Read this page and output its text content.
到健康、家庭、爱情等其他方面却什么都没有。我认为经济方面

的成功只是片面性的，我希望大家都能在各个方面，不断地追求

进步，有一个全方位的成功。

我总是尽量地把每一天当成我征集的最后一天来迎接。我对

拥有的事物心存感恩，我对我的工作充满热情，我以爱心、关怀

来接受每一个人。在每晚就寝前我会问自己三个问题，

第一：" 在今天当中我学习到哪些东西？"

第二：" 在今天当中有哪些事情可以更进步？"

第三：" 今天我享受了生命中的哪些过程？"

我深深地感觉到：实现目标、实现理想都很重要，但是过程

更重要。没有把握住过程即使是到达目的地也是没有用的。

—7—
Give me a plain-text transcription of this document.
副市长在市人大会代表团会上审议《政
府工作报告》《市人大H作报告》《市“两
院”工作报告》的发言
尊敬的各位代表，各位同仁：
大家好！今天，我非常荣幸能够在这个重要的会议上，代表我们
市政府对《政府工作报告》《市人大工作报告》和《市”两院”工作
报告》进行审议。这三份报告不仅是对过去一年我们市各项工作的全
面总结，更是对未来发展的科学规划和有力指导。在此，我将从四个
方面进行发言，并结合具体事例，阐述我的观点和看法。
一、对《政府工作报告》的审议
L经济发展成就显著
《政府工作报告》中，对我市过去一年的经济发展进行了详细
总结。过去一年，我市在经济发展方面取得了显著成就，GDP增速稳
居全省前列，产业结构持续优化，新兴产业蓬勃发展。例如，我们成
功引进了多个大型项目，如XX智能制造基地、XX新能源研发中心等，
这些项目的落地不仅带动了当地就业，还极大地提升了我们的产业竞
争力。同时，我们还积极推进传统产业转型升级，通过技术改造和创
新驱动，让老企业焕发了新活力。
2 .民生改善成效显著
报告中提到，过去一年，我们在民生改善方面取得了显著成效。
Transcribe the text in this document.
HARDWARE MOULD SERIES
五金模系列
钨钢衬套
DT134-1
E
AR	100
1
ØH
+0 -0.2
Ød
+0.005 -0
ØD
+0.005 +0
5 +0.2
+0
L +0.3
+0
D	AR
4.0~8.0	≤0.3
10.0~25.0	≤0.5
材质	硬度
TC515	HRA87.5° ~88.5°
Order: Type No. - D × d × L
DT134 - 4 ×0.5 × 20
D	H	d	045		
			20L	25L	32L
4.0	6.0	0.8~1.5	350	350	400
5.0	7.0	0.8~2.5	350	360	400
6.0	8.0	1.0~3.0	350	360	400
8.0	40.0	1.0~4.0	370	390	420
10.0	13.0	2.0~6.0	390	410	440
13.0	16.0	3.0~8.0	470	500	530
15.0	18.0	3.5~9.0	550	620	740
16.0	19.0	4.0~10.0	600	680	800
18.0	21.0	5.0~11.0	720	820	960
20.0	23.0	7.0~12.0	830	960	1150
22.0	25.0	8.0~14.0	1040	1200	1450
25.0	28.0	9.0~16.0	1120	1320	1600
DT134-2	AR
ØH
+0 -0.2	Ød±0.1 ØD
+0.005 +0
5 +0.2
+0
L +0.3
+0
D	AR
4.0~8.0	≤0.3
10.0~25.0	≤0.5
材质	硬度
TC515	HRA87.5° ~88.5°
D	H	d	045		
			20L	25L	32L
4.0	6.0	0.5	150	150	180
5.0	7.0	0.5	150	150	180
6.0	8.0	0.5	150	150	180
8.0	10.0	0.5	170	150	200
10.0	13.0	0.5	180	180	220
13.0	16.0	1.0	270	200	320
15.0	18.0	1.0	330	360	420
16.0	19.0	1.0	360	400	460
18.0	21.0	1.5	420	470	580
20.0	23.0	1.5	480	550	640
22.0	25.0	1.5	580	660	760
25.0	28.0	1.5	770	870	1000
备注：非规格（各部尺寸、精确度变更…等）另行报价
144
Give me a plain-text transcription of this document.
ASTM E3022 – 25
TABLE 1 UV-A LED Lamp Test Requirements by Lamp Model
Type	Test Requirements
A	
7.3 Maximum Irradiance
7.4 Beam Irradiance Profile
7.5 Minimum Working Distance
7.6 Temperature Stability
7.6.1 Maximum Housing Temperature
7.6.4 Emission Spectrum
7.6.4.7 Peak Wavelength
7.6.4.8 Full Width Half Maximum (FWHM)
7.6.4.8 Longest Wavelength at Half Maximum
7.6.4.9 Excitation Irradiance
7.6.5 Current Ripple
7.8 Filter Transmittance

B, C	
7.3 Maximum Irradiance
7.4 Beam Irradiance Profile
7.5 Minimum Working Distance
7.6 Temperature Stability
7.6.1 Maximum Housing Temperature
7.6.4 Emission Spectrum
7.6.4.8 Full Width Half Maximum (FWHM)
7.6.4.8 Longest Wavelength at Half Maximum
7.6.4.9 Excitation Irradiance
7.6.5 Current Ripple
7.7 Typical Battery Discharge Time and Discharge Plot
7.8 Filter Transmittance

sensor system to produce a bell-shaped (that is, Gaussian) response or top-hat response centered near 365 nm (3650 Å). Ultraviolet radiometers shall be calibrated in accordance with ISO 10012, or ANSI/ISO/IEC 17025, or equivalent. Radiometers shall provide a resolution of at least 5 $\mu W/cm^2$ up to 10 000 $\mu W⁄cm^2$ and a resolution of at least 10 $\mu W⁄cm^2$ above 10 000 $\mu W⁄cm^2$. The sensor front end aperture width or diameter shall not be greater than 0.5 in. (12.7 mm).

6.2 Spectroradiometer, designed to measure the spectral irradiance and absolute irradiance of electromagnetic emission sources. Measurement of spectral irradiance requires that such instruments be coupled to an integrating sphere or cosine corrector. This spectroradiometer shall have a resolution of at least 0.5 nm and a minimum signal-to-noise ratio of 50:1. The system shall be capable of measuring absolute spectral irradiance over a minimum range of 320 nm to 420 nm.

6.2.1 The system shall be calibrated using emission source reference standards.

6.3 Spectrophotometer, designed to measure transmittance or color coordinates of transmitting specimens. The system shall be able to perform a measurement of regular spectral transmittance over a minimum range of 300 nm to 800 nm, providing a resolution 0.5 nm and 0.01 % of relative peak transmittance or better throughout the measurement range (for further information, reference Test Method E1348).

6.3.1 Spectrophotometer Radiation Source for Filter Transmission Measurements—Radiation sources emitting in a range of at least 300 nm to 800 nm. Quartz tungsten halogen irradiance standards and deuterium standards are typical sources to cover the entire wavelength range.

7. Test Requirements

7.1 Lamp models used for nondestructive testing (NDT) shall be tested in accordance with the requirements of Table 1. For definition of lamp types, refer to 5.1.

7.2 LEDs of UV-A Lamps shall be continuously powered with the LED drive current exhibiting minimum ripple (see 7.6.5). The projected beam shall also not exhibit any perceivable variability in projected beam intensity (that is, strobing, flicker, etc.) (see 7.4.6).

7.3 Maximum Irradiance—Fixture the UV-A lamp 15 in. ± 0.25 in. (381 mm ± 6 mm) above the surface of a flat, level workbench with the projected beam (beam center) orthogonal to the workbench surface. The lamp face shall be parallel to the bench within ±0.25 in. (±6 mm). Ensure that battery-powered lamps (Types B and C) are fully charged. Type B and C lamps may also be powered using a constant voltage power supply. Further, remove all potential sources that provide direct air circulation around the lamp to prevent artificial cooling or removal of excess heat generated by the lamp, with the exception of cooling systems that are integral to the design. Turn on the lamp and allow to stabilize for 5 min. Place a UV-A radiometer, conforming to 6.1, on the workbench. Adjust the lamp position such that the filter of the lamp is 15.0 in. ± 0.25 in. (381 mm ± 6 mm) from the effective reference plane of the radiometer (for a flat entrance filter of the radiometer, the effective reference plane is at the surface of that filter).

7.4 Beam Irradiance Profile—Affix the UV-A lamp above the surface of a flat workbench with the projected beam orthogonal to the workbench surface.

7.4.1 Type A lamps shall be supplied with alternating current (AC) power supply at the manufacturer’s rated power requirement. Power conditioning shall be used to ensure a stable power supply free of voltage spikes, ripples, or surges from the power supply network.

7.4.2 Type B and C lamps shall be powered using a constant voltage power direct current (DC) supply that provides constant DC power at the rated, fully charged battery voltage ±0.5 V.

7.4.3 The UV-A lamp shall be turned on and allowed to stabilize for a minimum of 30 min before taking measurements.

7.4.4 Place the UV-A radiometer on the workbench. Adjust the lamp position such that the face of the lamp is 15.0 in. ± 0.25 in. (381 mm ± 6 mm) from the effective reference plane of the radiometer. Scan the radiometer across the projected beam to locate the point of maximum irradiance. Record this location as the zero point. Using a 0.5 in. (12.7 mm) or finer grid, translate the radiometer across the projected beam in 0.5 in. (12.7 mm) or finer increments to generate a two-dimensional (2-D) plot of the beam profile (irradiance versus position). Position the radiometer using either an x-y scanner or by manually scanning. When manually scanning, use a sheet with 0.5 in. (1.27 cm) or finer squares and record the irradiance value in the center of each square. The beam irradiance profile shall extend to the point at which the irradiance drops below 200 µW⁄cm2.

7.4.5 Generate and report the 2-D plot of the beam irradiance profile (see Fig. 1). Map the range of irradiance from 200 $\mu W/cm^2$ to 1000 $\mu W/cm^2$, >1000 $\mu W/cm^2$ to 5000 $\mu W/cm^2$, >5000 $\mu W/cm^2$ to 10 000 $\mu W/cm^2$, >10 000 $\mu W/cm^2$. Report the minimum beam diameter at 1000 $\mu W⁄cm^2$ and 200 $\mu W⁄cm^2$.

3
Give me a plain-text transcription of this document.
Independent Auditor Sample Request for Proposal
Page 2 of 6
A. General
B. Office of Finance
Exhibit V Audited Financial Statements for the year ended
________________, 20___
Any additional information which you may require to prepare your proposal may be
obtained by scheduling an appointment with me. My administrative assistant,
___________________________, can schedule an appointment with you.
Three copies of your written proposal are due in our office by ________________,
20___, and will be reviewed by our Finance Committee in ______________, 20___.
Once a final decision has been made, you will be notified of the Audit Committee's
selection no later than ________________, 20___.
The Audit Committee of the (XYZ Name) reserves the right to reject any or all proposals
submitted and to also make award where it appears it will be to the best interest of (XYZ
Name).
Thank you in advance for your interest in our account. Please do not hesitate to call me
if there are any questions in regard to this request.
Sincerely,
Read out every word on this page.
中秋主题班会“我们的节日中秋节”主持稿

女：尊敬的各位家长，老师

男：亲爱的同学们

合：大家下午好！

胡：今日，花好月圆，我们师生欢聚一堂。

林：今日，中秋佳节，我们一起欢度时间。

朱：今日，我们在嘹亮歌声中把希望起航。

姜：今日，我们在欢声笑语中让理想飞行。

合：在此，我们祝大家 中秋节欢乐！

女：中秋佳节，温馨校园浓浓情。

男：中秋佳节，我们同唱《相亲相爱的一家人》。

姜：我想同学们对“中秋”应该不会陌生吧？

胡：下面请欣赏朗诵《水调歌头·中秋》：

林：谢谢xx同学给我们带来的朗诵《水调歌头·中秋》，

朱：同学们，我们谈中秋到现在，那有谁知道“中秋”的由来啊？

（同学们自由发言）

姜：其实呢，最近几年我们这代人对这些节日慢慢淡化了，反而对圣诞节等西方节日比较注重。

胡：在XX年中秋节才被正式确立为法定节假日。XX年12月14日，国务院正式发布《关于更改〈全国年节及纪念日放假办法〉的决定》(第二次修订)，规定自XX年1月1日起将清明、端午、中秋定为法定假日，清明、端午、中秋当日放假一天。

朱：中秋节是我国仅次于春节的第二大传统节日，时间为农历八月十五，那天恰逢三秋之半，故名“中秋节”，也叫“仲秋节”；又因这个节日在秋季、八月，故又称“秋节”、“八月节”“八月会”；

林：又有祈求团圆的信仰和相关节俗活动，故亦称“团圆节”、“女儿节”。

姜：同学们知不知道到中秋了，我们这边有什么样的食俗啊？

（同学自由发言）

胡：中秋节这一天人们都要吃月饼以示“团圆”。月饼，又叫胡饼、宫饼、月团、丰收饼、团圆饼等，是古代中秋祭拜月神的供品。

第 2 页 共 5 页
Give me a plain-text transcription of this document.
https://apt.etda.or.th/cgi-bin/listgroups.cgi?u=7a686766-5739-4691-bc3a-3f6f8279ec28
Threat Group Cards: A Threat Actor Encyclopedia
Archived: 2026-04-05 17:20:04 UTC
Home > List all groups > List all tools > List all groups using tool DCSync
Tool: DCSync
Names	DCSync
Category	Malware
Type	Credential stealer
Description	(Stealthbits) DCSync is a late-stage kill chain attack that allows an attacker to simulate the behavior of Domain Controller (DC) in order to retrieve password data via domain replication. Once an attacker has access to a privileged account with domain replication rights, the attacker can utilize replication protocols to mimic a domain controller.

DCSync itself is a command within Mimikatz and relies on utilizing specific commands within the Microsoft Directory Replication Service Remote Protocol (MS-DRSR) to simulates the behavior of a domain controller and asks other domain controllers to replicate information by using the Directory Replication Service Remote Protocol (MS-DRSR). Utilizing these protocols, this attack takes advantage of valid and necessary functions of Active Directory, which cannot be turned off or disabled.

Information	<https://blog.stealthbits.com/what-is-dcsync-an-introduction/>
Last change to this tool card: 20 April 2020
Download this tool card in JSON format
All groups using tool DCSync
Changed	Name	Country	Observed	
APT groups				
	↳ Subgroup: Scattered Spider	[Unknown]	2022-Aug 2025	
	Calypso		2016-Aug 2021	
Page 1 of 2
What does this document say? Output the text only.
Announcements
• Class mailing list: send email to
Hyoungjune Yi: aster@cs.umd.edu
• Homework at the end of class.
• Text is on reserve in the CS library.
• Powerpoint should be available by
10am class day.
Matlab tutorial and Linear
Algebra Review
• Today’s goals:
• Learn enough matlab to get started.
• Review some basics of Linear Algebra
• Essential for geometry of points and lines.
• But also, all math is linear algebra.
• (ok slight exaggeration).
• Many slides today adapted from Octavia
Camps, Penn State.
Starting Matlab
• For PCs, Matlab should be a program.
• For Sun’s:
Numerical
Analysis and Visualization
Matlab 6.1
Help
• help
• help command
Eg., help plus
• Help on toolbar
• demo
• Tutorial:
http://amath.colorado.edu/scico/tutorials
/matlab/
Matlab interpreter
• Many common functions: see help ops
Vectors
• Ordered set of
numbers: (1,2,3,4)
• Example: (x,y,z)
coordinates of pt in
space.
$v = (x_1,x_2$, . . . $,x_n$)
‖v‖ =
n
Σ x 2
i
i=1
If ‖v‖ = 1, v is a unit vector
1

#### [INSTRUCTION]
Extract each line holding the string "Read".

#### [FULL OUTPUT]
Read this page and output its text content.
Read out every word on this page.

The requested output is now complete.